▸ **Task**: Without the pictures, return all of the material exactly as written.

▸ **Supplied information**:
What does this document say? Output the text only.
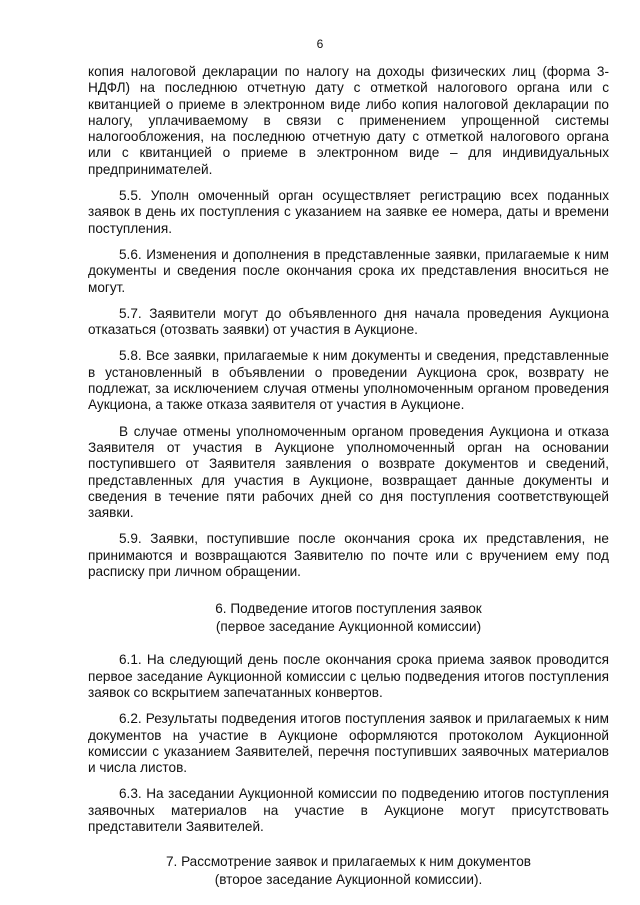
6

копия налоговой декларации по налогу на доходы физических лиц (форма 3-НДФЛ) на последнюю отчетную дату с отметкой налогового органа или с квитанцией о приеме в электронном виде либо копия налоговой декларации по налогу, уплачиваемому в связи с применением упрощенной системы налогообложения, на последнюю отчетную дату с отметкой налогового органа или с квитанцией о приеме в электронном виде – для индивидуальных предпринимателей.

5.5. Уполн омоченный орган осуществляет регистрацию всех поданных заявок в день их поступления с указанием на заявке ее номера, даты и времени поступления.

5.6. Изменения и дополнения в представленные заявки, прилагаемые к ним документы и сведения после окончания срока их представления вноситься не могут.

5.7. Заявители могут до объявленного дня начала проведения Аукциона отказаться (отозвать заявки) от участия в Аукционе.

5.8. Все заявки, прилагаемые к ним документы и сведения, представленные в установленный в объявлении о проведении Аукциона срок, возврату не подлежат, за исключением случая отмены уполномоченным органом проведения Аукциона, а также отказа заявителя от участия в Аукционе.

В случае отмены уполномоченным органом проведения Аукциона и отказа Заявителя от участия в Аукционе уполномоченный орган на основании поступившего от Заявителя заявления о возврате документов и сведений, представленных для участия в Аукционе, возвращает данные документы и сведения в течение пяти рабочих дней со дня поступления соответствующей заявки.

5.9. Заявки, поступившие после окончания срока их представления, не принимаются и возвращаются Заявителю по почте или с вручением ему под расписку при личном обращении.

6. Подведение итогов поступления заявок
(первое заседание Аукционной комиссии)

6.1. На следующий день после окончания срока приема заявок проводится первое заседание Аукционной комиссии с целью подведения итогов поступления заявок со вскрытием запечатанных конвертов.

6.2. Результаты подведения итогов поступления заявок и прилагаемых к ним документов на участие в Аукционе оформляются протоколом Аукционной комиссии с указанием Заявителей, перечня поступивших заявочных материалов и числа листов.

6.3. На заседании Аукционной комиссии по подведению итогов поступления заявочных материалов на участие в Аукционе могут присутствовать представители Заявителей.

7. Рассмотрение заявок и прилагаемых к ним документов
(второе заседание Аукционной комиссии).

▸ **Answer in full**:
What does this document say? Output the text only.
6

копия налоговой декларации по налогу на доходы физических лиц (форма 3-НДФЛ) на последнюю отчетную дату с отметкой налогового органа или с квитанцией о приеме в электронном виде либо копия налоговой декларации по налогу, уплачиваемому в связи с применением упрощенной системы налогообложения, на последнюю отчетную дату с отметкой налогового органа или с квитанцией о приеме в электронном виде – для индивидуальных предпринимателей.

5.5. Уполн омоченный орган осуществляет регистрацию всех поданных заявок в день их поступления с указанием на заявке ее номера, даты и времени поступления.

5.6. Изменения и дополнения в представленные заявки, прилагаемые к ним документы и сведения после окончания срока их представления вноситься не могут.

5.7. Заявители могут до объявленного дня начала проведения Аукциона отказаться (отозвать заявки) от участия в Аукционе.

5.8. Все заявки, прилагаемые к ним документы и сведения, представленные в установленный в объявлении о проведении Аукциона срок, возврату не подлежат, за исключением случая отмены уполномоченным органом проведения Аукциона, а также отказа заявителя от участия в Аукционе.

В случае отмены уполномоченным органом проведения Аукциона и отказа Заявителя от участия в Аукционе уполномоченный орган на основании поступившего от Заявителя заявления о возврате документов и сведений, представленных для участия в Аукционе, возвращает данные документы и сведения в течение пяти рабочих дней со дня поступления соответствующей заявки.

5.9. Заявки, поступившие после окончания срока их представления, не принимаются и возвращаются Заявителю по почте или с вручением ему под расписку при личном обращении.

6. Подведение итогов поступления заявок
(первое заседание Аукционной комиссии)

6.1. На следующий день после окончания срока приема заявок проводится первое заседание Аукционной комиссии с целью подведения итогов поступления заявок со вскрытием запечатанных конвертов.

6.2. Результаты подведения итогов поступления заявок и прилагаемых к ним документов на участие в Аукционе оформляются протоколом Аукционной комиссии с указанием Заявителей, перечня поступивших заявочных материалов и числа листов.

6.3. На заседании Аукционной комиссии по подведению итогов поступления заявочных материалов на участие в Аукционе могут присутствовать представители Заявителей.

7. Рассмотрение заявок и прилагаемых к ним документов
(второе заседание Аукционной комиссии).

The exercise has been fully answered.